# Problem description:
Please output the records below in full, exactly as given, but without the images.

────────────────────────────────────────

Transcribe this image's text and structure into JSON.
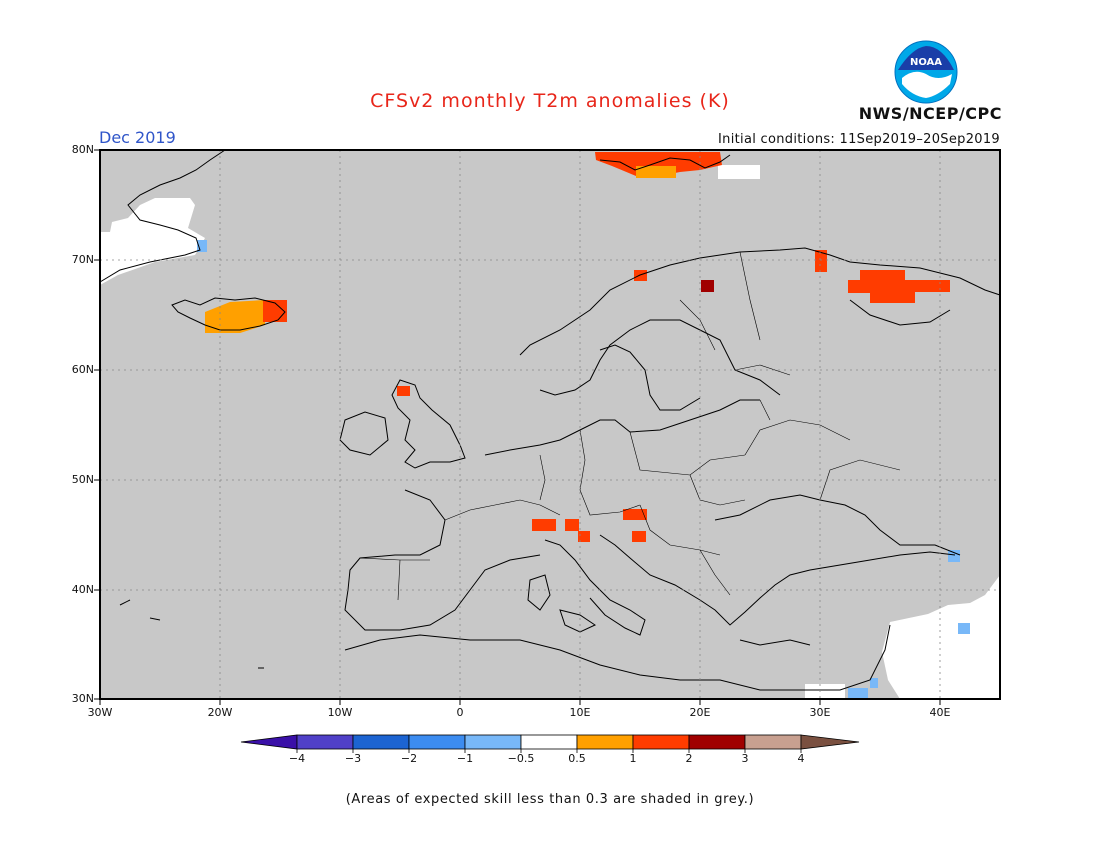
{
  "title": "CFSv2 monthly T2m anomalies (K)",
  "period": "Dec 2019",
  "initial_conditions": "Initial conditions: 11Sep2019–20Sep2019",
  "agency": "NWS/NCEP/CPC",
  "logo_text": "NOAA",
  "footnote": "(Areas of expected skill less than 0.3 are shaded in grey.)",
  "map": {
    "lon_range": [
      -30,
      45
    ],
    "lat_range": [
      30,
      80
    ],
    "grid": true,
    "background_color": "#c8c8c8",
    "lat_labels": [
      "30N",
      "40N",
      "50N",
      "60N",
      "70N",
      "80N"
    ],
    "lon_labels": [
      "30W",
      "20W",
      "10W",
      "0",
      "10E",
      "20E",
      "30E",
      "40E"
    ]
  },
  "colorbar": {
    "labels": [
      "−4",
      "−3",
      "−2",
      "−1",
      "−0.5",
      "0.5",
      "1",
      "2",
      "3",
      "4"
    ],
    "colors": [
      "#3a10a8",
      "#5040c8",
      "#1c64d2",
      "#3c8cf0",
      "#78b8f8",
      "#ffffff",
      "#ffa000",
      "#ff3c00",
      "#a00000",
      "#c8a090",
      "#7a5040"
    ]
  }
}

────────────────────────────────────────

# Output of the exercise:
Transcribe this image's text and structure into JSON.
{
  "title": "CFSv2 monthly T2m anomalies (K)",
  "period": "Dec 2019",
  "initial_conditions": "Initial conditions: 11Sep2019–20Sep2019",
  "agency": "NWS/NCEP/CPC",
  "logo_text": "NOAA",
  "footnote": "(Areas of expected skill less than 0.3 are shaded in grey.)",
  "map": {
    "lon_range": [
      -30,
      45
    ],
    "lat_range": [
      30,
      80
    ],
    "grid": true,
    "background_color": "#c8c8c8",
    "lat_labels": [
      "30N",
      "40N",
      "50N",
      "60N",
      "70N",
      "80N"
    ],
    "lon_labels": [
      "30W",
      "20W",
      "10W",
      "0",
      "10E",
      "20E",
      "30E",
      "40E"
    ]
  },
  "colorbar": {
    "labels": [
      "−4",
      "−3",
      "−2",
      "−1",
      "−0.5",
      "0.5",
      "1",
      "2",
      "3",
      "4"
    ],
    "colors": [
      "#3a10a8",
      "#5040c8",
      "#1c64d2",
      "#3c8cf0",
      "#78b8f8",
      "#ffffff",
      "#ffa000",
      "#ff3c00",
      "#a00000",
      "#c8a090",
      "#7a5040"
    ]
  }
}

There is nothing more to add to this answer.